(Extracted data entries)
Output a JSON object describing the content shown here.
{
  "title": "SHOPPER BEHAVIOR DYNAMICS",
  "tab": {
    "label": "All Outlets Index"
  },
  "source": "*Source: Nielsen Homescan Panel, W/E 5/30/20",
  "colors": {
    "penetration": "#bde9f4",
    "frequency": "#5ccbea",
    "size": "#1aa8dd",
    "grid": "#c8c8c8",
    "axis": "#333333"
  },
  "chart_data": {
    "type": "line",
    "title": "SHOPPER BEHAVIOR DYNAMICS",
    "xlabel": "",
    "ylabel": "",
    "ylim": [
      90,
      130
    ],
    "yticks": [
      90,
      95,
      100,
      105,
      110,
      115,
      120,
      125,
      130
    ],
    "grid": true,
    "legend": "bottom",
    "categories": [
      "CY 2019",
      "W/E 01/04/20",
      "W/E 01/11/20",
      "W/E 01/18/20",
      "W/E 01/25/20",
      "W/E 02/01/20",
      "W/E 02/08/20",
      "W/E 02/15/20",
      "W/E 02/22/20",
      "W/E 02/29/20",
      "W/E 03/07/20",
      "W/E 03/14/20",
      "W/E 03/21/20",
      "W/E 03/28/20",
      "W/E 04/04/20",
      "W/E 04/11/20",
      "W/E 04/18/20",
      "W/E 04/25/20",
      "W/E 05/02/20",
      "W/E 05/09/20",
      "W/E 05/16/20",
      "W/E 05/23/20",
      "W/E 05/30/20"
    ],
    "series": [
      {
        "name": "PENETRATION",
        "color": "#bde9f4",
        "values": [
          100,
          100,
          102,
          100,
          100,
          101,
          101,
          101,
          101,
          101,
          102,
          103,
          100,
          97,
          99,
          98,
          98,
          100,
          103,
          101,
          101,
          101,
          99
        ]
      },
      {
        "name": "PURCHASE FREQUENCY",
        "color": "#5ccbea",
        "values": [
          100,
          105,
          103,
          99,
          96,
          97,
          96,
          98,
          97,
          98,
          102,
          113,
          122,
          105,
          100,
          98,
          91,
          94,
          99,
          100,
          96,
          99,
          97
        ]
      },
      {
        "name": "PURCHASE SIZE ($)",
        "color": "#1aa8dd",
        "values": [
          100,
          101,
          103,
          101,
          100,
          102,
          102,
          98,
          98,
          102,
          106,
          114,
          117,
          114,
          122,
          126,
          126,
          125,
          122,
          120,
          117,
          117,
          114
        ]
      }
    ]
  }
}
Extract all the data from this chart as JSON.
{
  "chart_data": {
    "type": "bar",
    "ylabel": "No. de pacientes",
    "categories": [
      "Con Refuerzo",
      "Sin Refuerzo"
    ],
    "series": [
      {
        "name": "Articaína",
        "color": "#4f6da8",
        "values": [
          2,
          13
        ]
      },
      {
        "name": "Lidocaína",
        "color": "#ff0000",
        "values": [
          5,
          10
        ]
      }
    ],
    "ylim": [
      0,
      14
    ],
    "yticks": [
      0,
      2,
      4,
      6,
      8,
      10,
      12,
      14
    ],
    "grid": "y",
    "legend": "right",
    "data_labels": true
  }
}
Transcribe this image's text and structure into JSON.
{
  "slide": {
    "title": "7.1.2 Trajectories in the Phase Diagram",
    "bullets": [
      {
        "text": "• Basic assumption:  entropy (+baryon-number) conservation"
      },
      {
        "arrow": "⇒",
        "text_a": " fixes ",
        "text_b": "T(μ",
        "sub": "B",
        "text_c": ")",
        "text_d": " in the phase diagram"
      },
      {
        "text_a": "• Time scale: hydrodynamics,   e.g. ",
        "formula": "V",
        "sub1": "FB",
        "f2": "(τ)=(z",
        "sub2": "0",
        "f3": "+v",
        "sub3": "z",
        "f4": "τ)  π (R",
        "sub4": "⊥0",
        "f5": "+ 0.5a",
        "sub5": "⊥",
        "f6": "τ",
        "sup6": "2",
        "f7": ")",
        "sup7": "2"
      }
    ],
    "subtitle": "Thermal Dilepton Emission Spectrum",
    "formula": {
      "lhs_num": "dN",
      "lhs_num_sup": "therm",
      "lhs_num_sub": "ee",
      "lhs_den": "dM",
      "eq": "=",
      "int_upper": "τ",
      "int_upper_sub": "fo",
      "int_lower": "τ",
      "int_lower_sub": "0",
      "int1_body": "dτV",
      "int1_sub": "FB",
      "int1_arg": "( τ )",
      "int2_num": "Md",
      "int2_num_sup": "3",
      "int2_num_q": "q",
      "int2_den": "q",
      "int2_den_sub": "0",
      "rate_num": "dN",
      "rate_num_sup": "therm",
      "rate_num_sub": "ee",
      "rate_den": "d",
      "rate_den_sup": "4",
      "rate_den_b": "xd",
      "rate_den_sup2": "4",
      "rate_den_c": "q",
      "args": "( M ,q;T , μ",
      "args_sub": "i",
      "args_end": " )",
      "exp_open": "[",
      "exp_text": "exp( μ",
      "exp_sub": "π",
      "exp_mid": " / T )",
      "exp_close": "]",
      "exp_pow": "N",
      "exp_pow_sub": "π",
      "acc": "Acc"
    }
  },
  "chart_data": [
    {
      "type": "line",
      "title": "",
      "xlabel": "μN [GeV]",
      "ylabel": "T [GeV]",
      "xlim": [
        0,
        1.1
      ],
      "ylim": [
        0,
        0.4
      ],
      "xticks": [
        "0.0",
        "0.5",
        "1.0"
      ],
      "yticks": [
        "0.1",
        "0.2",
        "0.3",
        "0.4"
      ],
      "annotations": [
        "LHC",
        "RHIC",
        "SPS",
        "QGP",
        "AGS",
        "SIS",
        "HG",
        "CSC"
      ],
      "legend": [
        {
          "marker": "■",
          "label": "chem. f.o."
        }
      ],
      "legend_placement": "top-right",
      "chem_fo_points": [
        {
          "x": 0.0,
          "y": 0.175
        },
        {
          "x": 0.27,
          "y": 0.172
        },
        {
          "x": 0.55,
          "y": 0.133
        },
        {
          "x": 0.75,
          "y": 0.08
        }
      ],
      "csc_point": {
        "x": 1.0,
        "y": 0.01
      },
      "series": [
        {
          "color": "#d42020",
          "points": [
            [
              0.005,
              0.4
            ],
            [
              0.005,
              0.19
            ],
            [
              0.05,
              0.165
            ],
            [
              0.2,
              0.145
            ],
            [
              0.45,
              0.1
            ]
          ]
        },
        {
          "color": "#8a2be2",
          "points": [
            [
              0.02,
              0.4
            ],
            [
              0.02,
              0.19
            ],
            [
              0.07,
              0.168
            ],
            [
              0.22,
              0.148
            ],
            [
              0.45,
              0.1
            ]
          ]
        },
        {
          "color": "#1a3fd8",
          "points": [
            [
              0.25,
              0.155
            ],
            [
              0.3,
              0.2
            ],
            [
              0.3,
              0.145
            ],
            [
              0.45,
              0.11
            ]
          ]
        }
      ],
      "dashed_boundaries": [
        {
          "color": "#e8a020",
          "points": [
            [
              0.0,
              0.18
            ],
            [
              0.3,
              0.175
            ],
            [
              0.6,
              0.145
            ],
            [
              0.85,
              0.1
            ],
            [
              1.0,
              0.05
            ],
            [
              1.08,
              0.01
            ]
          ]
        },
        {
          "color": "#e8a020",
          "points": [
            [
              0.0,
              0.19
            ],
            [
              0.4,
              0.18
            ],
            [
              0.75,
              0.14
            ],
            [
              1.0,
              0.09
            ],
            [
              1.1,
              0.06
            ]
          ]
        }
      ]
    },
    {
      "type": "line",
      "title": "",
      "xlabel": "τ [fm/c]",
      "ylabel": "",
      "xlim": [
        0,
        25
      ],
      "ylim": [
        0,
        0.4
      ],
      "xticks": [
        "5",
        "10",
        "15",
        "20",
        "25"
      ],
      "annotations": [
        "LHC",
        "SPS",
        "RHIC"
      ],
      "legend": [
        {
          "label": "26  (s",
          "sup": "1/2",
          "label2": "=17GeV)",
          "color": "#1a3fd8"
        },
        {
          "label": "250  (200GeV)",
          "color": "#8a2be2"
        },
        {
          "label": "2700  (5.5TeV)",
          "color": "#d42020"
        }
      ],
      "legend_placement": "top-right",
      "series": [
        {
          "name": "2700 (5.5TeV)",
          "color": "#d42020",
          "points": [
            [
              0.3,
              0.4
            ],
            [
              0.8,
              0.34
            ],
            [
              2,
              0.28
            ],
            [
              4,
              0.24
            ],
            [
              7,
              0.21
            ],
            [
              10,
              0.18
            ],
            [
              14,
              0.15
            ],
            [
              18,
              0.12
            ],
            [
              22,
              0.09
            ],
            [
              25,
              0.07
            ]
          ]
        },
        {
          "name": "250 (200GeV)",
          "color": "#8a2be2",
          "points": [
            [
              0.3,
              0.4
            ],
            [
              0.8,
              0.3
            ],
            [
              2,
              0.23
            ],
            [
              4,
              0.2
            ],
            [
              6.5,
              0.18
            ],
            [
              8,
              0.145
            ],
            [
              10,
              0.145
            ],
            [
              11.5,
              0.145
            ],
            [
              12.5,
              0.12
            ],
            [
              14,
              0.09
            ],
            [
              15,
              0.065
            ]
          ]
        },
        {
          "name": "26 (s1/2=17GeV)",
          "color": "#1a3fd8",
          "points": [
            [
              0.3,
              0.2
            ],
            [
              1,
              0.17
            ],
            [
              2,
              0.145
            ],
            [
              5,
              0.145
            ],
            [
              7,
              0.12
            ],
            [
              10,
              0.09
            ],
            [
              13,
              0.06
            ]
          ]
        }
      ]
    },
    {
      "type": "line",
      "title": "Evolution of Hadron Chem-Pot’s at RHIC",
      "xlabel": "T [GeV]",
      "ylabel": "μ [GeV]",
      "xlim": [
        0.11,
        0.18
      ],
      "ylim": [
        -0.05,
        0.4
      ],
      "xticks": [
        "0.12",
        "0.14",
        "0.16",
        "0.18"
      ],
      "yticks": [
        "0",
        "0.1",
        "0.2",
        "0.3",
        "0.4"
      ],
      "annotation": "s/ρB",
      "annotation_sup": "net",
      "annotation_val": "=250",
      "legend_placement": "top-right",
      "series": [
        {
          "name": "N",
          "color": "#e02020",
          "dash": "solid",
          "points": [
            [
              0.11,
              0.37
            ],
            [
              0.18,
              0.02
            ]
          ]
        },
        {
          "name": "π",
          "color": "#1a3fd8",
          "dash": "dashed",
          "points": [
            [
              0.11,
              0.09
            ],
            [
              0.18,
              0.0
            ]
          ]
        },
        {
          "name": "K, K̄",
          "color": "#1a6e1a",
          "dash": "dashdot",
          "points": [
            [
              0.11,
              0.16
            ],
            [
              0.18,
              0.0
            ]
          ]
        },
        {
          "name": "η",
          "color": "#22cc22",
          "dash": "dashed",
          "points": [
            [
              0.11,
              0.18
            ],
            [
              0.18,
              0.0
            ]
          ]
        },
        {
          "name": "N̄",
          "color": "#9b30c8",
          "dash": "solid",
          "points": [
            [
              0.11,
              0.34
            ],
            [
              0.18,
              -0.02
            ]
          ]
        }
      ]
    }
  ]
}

→ **Exercise instructions**: Return every line in the listing that contains the word "this".

→ **Worked answer**:
Extract all the data from this chart as JSON.
Transcribe this image's text and structure into JSON.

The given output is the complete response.